[DIRECTIONS] Copy the data word for word, starting at its first line and stopping after the line that contains "The apex 60 is at (686, 212).".
** Start **
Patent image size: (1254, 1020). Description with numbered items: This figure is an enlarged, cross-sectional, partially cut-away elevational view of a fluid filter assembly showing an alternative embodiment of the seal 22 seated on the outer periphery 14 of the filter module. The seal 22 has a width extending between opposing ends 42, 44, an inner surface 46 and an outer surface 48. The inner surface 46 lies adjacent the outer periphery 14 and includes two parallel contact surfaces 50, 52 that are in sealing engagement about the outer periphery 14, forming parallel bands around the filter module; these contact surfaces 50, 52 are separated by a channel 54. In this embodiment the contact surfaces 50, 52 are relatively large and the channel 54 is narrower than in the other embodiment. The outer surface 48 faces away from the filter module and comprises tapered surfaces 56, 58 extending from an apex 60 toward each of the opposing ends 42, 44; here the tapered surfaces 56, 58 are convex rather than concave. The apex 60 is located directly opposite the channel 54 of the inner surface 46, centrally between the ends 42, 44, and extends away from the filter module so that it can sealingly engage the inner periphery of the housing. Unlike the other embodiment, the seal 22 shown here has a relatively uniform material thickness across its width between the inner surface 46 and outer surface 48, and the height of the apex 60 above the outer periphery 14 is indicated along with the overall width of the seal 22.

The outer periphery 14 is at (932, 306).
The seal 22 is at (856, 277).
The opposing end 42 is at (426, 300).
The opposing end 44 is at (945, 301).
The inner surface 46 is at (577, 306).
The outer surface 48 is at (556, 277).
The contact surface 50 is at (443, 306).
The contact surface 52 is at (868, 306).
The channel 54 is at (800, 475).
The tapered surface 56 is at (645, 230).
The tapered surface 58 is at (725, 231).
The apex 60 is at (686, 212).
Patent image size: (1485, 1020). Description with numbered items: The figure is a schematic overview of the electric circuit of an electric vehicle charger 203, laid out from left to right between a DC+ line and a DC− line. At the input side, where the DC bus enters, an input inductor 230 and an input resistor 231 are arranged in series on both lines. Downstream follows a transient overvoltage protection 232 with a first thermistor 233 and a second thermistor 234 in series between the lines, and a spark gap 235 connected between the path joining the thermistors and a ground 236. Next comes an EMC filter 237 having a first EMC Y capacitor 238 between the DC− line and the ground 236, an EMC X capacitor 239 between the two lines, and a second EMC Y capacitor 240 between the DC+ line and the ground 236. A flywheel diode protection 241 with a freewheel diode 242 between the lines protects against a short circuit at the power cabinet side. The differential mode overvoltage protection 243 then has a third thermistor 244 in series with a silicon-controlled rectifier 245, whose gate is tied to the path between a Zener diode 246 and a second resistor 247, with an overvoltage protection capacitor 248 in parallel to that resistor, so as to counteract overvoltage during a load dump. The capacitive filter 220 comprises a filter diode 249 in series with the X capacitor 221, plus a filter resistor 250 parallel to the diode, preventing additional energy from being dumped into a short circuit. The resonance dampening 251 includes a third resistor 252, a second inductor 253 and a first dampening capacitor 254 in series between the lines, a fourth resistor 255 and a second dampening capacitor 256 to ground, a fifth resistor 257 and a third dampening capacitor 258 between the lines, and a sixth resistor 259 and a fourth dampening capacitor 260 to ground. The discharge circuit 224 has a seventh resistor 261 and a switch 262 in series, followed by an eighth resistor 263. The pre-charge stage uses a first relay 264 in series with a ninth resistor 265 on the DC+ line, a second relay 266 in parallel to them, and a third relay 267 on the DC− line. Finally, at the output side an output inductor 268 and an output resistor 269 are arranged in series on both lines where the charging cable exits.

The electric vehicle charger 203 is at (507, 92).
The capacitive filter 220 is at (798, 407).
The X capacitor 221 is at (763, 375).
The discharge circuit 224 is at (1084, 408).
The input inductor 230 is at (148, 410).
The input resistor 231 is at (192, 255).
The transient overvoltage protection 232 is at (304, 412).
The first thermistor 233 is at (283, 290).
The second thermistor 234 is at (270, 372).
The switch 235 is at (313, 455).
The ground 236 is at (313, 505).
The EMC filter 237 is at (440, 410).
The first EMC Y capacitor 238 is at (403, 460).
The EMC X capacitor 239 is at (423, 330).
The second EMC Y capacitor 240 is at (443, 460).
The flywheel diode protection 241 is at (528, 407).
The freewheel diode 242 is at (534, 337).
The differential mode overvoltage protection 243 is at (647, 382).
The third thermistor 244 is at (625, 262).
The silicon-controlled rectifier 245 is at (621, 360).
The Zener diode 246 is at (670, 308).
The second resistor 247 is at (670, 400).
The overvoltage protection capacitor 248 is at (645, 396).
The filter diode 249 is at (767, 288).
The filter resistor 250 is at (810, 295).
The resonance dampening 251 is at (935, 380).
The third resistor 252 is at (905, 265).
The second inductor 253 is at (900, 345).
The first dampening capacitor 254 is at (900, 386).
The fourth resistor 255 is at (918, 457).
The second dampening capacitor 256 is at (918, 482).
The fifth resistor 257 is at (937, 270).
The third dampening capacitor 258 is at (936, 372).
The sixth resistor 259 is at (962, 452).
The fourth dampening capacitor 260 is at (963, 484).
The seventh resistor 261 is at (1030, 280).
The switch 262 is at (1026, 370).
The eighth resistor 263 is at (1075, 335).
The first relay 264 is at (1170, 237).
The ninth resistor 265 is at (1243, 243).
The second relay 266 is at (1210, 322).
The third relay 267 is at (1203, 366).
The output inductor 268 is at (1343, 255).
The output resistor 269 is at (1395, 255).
** End **
[ANSWER FOR THIS EXERCISE]
Patent image size: (1254, 1020). Description with numbered items: This figure is an enlarged, cross-sectional, partially cut-away elevational view of a fluid filter assembly showing an alternative embodiment of the seal 22 seated on the outer periphery 14 of the filter module. The seal 22 has a width extending between opposing ends 42, 44, an inner surface 46 and an outer surface 48. The inner surface 46 lies adjacent the outer periphery 14 and includes two parallel contact surfaces 50, 52 that are in sealing engagement about the outer periphery 14, forming parallel bands around the filter module; these contact surfaces 50, 52 are separated by a channel 54. In this embodiment the contact surfaces 50, 52 are relatively large and the channel 54 is narrower than in the other embodiment. The outer surface 48 faces away from the filter module and comprises tapered surfaces 56, 58 extending from an apex 60 toward each of the opposing ends 42, 44; here the tapered surfaces 56, 58 are convex rather than concave. The apex 60 is located directly opposite the channel 54 of the inner surface 46, centrally between the ends 42, 44, and extends away from the filter module so that it can sealingly engage the inner periphery of the housing. Unlike the other embodiment, the seal 22 shown here has a relatively uniform material thickness across its width between the inner surface 46 and outer surface 48, and the height of the apex 60 above the outer periphery 14 is indicated along with the overall width of the seal 22.

The outer periphery 14 is at (932, 306).
The seal 22 is at (856, 277).
The opposing end 42 is at (426, 300).
The opposing end 44 is at (945, 301).
The inner surface 46 is at (577, 306).
The outer surface 48 is at (556, 277).
The contact surface 50 is at (443, 306).
The contact surface 52 is at (868, 306).
The channel 54 is at (800, 475).
The tapered surface 56 is at (645, 230).
The tapered surface 58 is at (725, 231).
The apex 60 is at (686, 212).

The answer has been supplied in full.